• [WORK TO COMPLETE] Scan the lines below for the word "this". Copy each line you find it in.

• [DATA SUPPLIED]
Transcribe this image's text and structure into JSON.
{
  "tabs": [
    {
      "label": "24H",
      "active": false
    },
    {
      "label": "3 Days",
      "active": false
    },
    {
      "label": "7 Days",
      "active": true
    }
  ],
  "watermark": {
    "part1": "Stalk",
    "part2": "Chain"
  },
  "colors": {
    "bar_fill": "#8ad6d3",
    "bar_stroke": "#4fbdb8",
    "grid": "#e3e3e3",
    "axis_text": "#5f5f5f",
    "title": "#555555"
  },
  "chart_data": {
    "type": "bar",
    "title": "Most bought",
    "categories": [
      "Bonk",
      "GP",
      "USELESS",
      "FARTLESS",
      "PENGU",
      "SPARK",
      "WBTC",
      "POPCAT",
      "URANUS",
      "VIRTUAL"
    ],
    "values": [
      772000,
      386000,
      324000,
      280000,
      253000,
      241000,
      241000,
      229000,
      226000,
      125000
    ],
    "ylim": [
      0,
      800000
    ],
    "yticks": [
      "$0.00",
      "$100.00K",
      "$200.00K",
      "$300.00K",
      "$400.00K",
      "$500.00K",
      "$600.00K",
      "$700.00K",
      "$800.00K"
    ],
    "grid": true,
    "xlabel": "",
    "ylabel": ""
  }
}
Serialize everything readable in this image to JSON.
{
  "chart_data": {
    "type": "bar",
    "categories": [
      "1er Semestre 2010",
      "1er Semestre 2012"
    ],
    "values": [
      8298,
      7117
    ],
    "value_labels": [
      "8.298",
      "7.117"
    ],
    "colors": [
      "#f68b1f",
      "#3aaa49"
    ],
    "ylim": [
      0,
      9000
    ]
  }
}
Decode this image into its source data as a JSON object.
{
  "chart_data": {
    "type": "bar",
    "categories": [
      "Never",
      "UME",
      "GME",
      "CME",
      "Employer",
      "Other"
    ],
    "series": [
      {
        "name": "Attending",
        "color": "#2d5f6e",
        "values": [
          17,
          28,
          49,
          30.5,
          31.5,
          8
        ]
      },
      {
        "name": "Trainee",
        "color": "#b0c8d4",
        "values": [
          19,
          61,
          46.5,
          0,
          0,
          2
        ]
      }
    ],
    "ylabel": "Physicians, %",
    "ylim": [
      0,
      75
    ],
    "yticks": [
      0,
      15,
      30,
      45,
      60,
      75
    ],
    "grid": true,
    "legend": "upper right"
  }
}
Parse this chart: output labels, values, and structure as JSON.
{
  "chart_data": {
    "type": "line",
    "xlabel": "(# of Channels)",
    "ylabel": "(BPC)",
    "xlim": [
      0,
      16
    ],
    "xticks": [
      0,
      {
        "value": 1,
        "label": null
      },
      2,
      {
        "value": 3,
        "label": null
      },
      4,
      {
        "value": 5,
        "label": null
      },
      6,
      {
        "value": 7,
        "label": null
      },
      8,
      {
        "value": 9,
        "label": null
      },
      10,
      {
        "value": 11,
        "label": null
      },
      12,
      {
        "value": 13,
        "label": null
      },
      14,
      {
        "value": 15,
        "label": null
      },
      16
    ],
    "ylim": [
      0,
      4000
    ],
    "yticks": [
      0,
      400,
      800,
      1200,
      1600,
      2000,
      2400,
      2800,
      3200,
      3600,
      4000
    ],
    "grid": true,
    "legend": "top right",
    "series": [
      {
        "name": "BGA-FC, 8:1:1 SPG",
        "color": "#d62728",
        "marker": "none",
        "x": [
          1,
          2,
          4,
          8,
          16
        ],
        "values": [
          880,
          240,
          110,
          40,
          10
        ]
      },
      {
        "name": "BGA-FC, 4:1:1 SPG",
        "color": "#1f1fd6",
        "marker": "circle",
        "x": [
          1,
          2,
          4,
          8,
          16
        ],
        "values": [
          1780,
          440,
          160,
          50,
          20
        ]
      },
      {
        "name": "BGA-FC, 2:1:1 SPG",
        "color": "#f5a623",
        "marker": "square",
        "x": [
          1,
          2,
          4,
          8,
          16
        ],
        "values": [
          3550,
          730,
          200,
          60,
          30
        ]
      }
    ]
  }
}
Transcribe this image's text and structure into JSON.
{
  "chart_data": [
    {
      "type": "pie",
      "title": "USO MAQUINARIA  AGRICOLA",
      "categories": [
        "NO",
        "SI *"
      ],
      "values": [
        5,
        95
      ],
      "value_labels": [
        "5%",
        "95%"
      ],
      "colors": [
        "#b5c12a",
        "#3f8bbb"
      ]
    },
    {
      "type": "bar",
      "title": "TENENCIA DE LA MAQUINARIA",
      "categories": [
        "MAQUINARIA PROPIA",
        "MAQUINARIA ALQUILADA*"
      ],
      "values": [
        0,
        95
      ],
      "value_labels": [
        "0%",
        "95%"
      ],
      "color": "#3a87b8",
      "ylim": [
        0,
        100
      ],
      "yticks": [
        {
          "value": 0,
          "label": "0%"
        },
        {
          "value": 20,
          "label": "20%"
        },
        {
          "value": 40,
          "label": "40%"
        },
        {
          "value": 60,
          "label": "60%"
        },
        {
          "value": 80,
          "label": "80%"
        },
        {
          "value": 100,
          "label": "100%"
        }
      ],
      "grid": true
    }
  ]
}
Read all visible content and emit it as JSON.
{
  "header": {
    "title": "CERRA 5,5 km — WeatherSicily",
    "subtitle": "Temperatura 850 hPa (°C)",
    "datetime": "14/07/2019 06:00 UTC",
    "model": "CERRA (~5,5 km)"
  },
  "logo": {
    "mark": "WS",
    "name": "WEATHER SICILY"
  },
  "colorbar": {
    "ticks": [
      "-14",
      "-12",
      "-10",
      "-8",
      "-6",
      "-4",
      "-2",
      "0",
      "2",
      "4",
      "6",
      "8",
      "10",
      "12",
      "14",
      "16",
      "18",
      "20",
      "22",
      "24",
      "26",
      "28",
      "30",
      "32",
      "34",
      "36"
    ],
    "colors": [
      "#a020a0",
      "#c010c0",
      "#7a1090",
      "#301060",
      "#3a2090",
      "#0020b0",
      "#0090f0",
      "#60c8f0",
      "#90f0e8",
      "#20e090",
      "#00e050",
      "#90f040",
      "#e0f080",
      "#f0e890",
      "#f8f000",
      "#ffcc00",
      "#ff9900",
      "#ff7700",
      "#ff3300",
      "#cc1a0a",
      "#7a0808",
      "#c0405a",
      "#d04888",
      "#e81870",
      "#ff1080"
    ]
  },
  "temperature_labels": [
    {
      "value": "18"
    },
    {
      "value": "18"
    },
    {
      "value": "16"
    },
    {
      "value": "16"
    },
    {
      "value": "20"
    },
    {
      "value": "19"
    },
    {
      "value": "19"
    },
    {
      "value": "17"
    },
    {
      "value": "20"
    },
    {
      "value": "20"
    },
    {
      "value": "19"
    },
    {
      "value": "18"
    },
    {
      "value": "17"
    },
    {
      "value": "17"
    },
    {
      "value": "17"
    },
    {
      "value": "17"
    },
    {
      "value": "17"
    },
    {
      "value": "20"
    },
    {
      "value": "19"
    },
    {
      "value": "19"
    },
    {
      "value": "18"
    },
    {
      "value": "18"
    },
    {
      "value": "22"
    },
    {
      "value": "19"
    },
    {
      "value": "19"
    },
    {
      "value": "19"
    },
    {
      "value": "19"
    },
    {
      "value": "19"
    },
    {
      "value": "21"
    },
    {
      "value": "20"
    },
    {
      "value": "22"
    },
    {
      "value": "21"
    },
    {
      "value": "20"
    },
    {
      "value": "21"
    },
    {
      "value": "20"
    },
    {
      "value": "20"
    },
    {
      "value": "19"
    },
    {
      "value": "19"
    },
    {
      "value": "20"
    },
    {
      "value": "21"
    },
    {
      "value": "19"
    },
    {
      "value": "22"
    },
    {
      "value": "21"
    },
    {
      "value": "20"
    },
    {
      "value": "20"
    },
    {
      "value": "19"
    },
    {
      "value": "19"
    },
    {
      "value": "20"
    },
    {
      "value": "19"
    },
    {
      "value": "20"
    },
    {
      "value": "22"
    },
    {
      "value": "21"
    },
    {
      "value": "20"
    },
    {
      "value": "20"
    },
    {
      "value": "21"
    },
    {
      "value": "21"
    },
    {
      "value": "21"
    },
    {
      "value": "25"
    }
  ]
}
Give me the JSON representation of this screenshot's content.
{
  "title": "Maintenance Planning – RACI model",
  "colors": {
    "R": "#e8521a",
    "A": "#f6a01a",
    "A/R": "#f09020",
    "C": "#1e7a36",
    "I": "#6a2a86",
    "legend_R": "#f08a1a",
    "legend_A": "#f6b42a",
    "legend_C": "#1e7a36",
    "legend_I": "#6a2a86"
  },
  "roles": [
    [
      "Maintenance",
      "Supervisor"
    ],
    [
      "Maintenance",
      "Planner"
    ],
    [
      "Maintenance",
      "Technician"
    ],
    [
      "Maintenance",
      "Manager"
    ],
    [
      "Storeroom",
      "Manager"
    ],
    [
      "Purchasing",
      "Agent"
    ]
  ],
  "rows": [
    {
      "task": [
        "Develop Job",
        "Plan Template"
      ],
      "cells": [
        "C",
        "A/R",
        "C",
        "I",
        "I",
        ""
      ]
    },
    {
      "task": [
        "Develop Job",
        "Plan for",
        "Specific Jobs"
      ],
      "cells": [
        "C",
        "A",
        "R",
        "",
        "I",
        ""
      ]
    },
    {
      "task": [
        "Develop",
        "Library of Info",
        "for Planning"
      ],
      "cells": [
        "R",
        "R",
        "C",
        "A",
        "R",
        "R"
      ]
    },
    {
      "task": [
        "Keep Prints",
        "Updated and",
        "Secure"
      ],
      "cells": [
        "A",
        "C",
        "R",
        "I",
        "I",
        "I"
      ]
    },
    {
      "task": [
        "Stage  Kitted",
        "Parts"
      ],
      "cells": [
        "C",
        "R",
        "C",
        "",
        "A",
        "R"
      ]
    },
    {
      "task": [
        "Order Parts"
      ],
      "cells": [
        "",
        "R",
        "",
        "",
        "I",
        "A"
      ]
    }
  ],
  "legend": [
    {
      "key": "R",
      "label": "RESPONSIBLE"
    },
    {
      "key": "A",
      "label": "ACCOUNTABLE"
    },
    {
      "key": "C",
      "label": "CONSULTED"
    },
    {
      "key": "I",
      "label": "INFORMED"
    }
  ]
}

• [COMPLETED EXERCISE]
Transcribe this image's text and structure into JSON.
Serialize everything readable in this image to JSON.
Decode this image into its source data as a JSON object.
Parse this chart: output labels, values, and structure as JSON.
Transcribe this image's text and structure into JSON.
Give me the JSON representation of this screenshot's content.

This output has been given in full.